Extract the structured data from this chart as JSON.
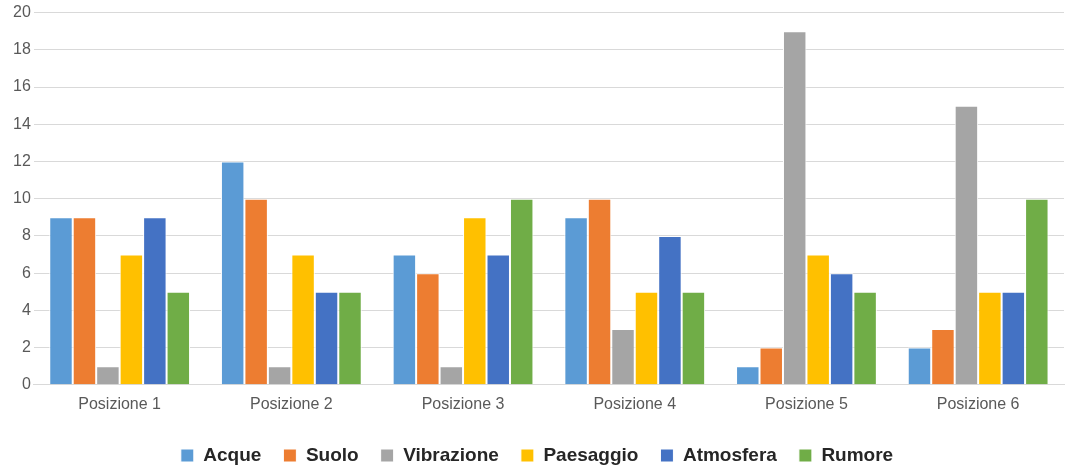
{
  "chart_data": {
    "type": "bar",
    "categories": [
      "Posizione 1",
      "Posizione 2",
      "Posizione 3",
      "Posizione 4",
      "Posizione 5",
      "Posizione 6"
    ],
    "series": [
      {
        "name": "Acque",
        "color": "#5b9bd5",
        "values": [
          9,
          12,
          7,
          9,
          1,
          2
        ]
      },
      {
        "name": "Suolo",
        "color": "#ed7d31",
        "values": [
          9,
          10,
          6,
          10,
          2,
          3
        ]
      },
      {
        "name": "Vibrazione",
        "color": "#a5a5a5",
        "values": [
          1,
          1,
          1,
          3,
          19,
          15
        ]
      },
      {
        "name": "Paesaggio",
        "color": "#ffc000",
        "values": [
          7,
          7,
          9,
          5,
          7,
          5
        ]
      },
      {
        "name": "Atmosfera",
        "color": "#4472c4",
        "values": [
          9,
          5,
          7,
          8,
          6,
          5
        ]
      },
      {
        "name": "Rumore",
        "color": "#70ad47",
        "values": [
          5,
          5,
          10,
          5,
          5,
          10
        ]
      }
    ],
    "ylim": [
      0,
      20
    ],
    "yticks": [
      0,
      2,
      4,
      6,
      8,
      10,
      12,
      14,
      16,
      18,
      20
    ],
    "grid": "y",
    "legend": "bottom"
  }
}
* * *
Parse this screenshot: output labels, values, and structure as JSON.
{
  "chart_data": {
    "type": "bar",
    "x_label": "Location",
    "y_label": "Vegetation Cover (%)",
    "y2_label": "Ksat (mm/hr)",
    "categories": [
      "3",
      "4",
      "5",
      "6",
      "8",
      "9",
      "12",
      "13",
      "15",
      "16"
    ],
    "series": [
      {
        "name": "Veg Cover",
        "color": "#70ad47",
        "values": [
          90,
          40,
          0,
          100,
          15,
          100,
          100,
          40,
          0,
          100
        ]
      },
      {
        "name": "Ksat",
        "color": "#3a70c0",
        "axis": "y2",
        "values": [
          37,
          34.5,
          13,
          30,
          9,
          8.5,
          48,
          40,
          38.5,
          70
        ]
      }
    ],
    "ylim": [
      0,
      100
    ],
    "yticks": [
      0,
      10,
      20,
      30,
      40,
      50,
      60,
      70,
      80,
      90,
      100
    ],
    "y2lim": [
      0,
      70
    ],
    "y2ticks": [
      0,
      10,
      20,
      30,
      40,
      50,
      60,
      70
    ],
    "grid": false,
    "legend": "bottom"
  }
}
...
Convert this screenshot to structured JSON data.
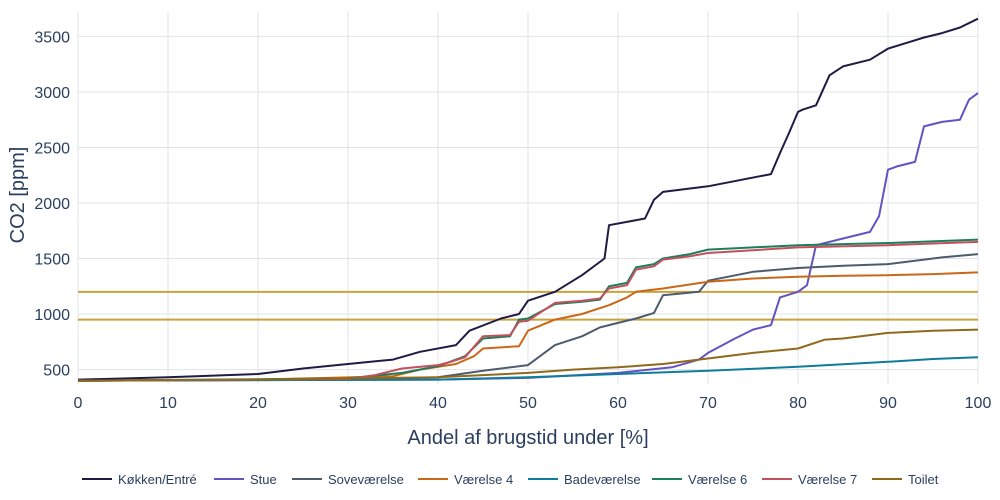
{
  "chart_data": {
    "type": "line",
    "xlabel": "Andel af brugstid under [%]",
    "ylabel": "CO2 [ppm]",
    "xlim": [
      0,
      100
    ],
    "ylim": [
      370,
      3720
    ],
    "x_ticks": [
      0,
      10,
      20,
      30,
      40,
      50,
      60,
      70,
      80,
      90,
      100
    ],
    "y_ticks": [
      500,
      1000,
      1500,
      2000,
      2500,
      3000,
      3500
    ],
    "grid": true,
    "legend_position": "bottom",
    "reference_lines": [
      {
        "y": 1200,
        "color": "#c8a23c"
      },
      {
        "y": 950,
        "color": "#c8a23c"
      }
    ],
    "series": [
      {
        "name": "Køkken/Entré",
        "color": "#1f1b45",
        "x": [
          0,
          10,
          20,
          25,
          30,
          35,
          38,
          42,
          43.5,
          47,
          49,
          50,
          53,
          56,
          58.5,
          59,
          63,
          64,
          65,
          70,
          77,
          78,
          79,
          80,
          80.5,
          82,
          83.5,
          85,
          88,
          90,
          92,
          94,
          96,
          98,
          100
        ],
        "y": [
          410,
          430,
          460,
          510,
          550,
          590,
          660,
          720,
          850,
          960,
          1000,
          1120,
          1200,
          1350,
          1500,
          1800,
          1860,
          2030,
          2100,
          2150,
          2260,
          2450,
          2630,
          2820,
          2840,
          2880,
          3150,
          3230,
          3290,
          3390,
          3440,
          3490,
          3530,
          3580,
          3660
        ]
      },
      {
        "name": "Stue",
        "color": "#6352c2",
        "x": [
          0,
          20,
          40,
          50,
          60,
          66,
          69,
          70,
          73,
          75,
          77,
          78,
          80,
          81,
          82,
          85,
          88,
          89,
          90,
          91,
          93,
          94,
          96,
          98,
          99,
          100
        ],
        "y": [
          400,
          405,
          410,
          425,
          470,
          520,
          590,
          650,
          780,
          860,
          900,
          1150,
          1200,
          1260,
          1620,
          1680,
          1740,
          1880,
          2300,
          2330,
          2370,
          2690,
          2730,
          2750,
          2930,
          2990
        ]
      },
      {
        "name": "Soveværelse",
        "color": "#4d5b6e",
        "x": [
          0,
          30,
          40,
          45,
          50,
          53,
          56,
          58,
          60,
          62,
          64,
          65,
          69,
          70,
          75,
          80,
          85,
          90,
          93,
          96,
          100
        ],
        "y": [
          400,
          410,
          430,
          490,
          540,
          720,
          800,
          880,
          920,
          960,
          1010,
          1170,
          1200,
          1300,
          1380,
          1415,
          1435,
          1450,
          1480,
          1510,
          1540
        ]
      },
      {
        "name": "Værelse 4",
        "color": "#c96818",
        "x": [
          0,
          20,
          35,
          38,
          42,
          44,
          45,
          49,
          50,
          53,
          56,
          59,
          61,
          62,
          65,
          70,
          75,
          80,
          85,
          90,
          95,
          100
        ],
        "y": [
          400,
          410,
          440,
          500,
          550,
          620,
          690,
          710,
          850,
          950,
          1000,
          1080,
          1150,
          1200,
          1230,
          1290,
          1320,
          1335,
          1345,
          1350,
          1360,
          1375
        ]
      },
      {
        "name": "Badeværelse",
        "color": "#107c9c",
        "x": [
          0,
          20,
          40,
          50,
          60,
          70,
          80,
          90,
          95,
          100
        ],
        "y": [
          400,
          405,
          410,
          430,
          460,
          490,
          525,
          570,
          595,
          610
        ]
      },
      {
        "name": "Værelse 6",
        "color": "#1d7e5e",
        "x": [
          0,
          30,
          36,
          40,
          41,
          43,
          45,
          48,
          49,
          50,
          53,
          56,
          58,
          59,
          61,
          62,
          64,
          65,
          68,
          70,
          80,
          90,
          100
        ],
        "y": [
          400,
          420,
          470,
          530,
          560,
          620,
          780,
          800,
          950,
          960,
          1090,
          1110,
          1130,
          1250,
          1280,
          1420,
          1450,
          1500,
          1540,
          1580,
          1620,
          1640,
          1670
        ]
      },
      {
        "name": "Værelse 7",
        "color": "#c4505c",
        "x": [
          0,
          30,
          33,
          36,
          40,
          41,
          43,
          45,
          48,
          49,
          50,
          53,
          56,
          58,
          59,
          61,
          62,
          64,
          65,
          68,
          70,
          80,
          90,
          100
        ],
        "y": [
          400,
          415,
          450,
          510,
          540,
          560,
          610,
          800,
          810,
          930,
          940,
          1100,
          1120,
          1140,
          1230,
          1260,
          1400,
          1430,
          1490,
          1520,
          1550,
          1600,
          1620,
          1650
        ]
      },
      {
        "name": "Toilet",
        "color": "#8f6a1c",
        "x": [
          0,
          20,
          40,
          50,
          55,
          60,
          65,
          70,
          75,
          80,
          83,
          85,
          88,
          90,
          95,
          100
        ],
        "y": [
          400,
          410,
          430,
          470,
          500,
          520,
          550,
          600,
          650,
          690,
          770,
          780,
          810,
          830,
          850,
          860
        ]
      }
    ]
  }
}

= Task instructions =
Each line holding "structured" must be found and copied.

= Expected output =
Extract the structured data from this chart as JSON.
Convert this screenshot to structured JSON data.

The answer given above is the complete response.